What you need to do >>
Retype each record shown below, leaving every character as it is.

Record list >>
>> start

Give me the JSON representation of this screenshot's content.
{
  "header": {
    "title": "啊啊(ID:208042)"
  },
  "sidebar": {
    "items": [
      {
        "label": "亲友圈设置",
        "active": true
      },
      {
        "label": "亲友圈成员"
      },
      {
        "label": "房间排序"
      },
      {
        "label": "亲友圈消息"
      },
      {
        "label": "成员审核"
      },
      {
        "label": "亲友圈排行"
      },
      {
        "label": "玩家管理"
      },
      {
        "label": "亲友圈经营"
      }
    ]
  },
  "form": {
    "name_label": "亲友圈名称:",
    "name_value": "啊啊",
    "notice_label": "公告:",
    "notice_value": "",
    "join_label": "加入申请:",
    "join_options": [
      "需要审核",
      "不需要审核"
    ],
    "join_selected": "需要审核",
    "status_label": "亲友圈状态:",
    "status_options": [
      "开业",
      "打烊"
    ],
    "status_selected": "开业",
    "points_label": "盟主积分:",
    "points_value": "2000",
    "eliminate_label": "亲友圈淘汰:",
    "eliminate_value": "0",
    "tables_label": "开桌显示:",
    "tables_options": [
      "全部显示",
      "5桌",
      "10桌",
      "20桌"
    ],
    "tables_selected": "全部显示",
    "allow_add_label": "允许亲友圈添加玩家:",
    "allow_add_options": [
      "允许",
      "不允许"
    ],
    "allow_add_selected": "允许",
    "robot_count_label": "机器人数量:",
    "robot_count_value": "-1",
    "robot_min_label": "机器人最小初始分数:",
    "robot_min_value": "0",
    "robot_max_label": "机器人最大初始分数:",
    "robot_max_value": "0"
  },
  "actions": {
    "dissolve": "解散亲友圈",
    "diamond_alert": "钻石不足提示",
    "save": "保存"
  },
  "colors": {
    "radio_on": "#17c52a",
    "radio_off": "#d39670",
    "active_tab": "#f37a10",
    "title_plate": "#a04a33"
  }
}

>> end

Correct output >>
Give me the JSON representation of this screenshot's content.
{
  "header": {
    "title": "啊啊(ID:208042)"
  },
  "sidebar": {
    "items": [
      {
        "label": "亲友圈设置",
        "active": true
      },
      {
        "label": "亲友圈成员"
      },
      {
        "label": "房间排序"
      },
      {
        "label": "亲友圈消息"
      },
      {
        "label": "成员审核"
      },
      {
        "label": "亲友圈排行"
      },
      {
        "label": "玩家管理"
      },
      {
        "label": "亲友圈经营"
      }
    ]
  },
  "form": {
    "name_label": "亲友圈名称:",
    "name_value": "啊啊",
    "notice_label": "公告:",
    "notice_value": "",
    "join_label": "加入申请:",
    "join_options": [
      "需要审核",
      "不需要审核"
    ],
    "join_selected": "需要审核",
    "status_label": "亲友圈状态:",
    "status_options": [
      "开业",
      "打烊"
    ],
    "status_selected": "开业",
    "points_label": "盟主积分:",
    "points_value": "2000",
    "eliminate_label": "亲友圈淘汰:",
    "eliminate_value": "0",
    "tables_label": "开桌显示:",
    "tables_options": [
      "全部显示",
      "5桌",
      "10桌",
      "20桌"
    ],
    "tables_selected": "全部显示",
    "allow_add_label": "允许亲友圈添加玩家:",
    "allow_add_options": [
      "允许",
      "不允许"
    ],
    "allow_add_selected": "允许",
    "robot_count_label": "机器人数量:",
    "robot_count_value": "-1",
    "robot_min_label": "机器人最小初始分数:",
    "robot_min_value": "0",
    "robot_max_label": "机器人最大初始分数:",
    "robot_max_value": "0"
  },
  "actions": {
    "dissolve": "解散亲友圈",
    "diamond_alert": "钻石不足提示",
    "save": "保存"
  },
  "colors": {
    "radio_on": "#17c52a",
    "radio_off": "#d39670",
    "active_tab": "#f37a10",
    "title_plate": "#a04a33"
  }
}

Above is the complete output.